▶ [PARTS OF THE EXERCISE]
**a)** In the forum thread about the axis parameter, rewrite everything from "This same problem" down to "np.array([[1, 2], [3, 4]])", putting "implicit conversion operators" in place of "implicit cast operators".
**b)** In the forum thread about the axis parameter, which values can the axis parameter be assigned after the change?
**c)** Write what comes next in the forum thread about the axis parameter, starting right after the last line shown.

▶ [EXCERPT]

Thanks for adding the overloads, that is great! Just FYI I also noticed a similar behavior with np.mean ( have to write np.mean(x, new[] { 0 }) instead of np.mean(x, axis:0))

Regarding GetData, I will try to find some time this or next week to make a branch and implement it.

Unfortunately the project I am working on is one related to a private company, so I am not sure whether I can disclose any information about it. If I can though (for this or future projects) I will let you know so you can add it to the list :)

C.

henon commented 4 years ago

This same problem affects almost all statistics functions and many others. I found a solution for all by changing the parameter axis to type Axis. Parameter axis can by assigned null, int or int[] due to implicit cast operators, thus allowing all possibilities without overloads.

This test passes now:

    [TestMethod]
        public void meanTest()
        {
            // >>> a = np.array([[1, 2], [3, 4]])
            // >>> np.mean(a)
            // 2.5
            // >>> np.mean(a, axis=0)
            // array([ 2.,  3.])
            // >>> np.mean(a, axis=1)
            // array([ 1.5,  3.5])

▶ [Part of a data file]
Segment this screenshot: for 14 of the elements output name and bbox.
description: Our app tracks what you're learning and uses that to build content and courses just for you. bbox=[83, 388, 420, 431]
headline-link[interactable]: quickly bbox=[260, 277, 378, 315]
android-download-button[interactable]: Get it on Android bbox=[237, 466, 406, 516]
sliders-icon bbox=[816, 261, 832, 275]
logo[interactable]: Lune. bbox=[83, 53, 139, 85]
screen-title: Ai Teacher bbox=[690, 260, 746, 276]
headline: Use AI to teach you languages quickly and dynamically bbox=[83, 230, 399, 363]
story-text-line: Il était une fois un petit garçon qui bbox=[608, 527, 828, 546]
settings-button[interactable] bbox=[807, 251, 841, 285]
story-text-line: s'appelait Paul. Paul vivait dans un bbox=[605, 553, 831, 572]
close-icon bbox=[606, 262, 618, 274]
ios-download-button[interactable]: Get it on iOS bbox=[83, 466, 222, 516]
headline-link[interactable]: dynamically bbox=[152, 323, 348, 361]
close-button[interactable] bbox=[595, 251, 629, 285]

▶ [SOLVED PROBLEMS]
**a)**
This same problem affects almost all statistics functions and many others. I found a solution for all by changing the parameter axis to type Axis. Parameter axis can by assigned null, int or int[] due to implicit conversion operators, thus allowing all possibilities without overloads.

This test passes now:

    [TestMethod]
        public void meanTest()
        {
            // >>> a = np.array([[1, 2], [3, 4]])

**b)** It can be assigned null, an int, or an int[].

**c)**
            // 

            NDarray a = np.array(new [,]{{1, 2}, {3, 4}});
            var given_scalar=  np.mean(a);
            Assert.AreEqual(2.5, given_scalar);
            var given=  np.mean(a, axis:0);
            var expected=
                "array([2., 3.])";
            Assert.AreEqual(expected, given.repr);
            given=  np.mean(a, axis:1);
            expected=
                "array([1.5, 3.5])";
            Assert.AreEqual(expected, given.repr);

            // In single precision, mean can be inaccurate:

            // >>> a = np.zeros((2, 512*512), dtype=np.float32)
            // >>> a[0, :] = 1.0
            // >>> a[1, :] = 0.1
            // >>> np.mean(a)
            // 0.54999924
            // 

             a = np.zeros(new Shape(2, 512*512), dtype: np.float32);
             a["0, :"] = (NDarray)1.0;
             a["1, :"] = (NDarray)0.1;
             given_scalar= Math.Round( np.mean(a), 8);
             var expected_scalar=
                0.54999924;
            Assert.AreEqual(expected_scalar, given_scalar);

            // Computing the mean in float64 is more accurate:

            // >>> np.mean(a, dtype=np.float64)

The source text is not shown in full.